(Records excerpted from a collection)
- - - - -

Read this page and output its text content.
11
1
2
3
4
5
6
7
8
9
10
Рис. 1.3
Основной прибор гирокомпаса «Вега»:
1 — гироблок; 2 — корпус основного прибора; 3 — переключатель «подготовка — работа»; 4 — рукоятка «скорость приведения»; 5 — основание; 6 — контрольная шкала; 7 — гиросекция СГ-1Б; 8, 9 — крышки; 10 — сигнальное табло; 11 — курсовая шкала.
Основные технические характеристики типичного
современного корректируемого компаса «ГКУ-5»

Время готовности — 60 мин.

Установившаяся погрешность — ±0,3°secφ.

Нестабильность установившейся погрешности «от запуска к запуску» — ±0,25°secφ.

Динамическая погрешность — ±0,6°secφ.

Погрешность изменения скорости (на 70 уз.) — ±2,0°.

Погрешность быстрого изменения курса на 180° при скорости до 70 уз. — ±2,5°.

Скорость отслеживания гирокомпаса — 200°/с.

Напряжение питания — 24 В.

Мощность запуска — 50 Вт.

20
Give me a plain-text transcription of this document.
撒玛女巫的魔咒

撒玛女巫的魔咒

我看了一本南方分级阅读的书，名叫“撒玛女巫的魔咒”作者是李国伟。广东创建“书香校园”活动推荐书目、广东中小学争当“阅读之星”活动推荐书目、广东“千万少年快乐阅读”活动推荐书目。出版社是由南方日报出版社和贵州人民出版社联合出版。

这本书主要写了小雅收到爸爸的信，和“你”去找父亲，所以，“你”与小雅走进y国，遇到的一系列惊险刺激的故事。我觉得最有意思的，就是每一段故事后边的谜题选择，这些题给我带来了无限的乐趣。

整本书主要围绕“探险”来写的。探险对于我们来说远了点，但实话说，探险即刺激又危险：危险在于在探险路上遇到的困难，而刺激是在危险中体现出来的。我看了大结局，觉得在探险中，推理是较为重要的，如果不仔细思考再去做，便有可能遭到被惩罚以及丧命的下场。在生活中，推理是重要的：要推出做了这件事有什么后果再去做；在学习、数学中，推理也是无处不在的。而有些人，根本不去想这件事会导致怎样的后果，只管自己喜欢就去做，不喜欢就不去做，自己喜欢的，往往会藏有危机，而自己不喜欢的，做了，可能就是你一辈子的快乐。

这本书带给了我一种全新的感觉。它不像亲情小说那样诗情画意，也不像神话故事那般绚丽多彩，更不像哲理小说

- - - - -

■ **DIRECTIONS**
Each line in the listing above that contains "гирокомпаса" should be copied.

■ **WORKED ANSWER**
Основной прибор гирокомпаса «Вега»:
Скорость отслеживания гирокомпаса — 200°/с.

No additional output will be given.